WHAT YOU WILL DO =>
Only the number is wanted: how many lines in the data contain "Finalizar"?

==== RECORDS TO PROCESS

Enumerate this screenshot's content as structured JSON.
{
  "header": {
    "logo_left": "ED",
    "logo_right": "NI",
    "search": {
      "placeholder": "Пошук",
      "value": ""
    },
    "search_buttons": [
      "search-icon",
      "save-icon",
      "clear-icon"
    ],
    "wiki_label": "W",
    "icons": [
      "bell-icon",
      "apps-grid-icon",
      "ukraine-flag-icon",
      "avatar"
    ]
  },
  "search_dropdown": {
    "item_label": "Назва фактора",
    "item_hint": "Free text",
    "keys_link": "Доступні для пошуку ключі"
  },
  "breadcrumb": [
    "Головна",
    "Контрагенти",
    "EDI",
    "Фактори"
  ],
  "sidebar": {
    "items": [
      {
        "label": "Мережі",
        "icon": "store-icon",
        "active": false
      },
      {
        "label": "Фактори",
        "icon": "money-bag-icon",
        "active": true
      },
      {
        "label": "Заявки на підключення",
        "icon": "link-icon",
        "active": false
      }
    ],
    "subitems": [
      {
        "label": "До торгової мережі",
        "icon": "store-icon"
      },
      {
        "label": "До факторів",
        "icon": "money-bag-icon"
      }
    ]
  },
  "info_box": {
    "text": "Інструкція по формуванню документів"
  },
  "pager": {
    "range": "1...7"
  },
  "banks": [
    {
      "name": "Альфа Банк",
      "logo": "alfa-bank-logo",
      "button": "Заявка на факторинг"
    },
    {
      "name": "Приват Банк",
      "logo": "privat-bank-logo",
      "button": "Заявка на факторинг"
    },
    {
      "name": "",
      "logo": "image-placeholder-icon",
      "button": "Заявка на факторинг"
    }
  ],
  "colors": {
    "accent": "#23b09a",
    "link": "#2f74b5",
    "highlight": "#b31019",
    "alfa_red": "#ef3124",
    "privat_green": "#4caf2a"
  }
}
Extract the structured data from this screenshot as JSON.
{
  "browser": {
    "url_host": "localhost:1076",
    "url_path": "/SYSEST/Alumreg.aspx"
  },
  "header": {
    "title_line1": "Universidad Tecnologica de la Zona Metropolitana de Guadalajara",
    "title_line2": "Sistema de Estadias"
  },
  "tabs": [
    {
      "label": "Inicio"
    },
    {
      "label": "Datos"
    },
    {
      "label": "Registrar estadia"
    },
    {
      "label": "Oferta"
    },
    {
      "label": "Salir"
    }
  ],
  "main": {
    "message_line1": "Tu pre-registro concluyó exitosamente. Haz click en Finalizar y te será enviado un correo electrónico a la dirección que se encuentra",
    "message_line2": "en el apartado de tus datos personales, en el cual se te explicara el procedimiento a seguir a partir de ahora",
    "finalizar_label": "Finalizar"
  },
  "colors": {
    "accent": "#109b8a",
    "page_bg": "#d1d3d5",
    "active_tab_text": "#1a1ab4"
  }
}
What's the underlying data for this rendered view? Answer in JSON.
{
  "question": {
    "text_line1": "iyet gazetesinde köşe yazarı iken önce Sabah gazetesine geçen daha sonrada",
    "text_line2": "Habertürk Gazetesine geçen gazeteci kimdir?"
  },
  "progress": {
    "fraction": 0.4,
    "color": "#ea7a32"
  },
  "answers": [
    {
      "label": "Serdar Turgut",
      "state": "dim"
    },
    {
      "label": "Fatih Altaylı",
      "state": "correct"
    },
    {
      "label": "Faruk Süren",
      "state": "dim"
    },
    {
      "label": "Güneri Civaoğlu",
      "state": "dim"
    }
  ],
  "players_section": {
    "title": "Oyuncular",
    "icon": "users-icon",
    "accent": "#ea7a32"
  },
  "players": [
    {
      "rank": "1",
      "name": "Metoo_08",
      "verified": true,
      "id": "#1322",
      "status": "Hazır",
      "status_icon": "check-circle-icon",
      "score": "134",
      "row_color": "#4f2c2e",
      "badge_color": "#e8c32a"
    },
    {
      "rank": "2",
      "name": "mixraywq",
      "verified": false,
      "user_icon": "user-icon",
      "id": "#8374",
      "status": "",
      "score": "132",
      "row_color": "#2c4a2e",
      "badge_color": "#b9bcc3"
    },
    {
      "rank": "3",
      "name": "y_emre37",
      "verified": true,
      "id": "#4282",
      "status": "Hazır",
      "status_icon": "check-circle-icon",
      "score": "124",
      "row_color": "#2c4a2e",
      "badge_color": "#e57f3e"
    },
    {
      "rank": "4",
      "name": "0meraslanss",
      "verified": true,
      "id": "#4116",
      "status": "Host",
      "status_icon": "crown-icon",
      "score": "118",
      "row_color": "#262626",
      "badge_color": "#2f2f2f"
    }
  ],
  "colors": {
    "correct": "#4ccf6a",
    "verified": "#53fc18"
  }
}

========

FULL OUTPUT =>
2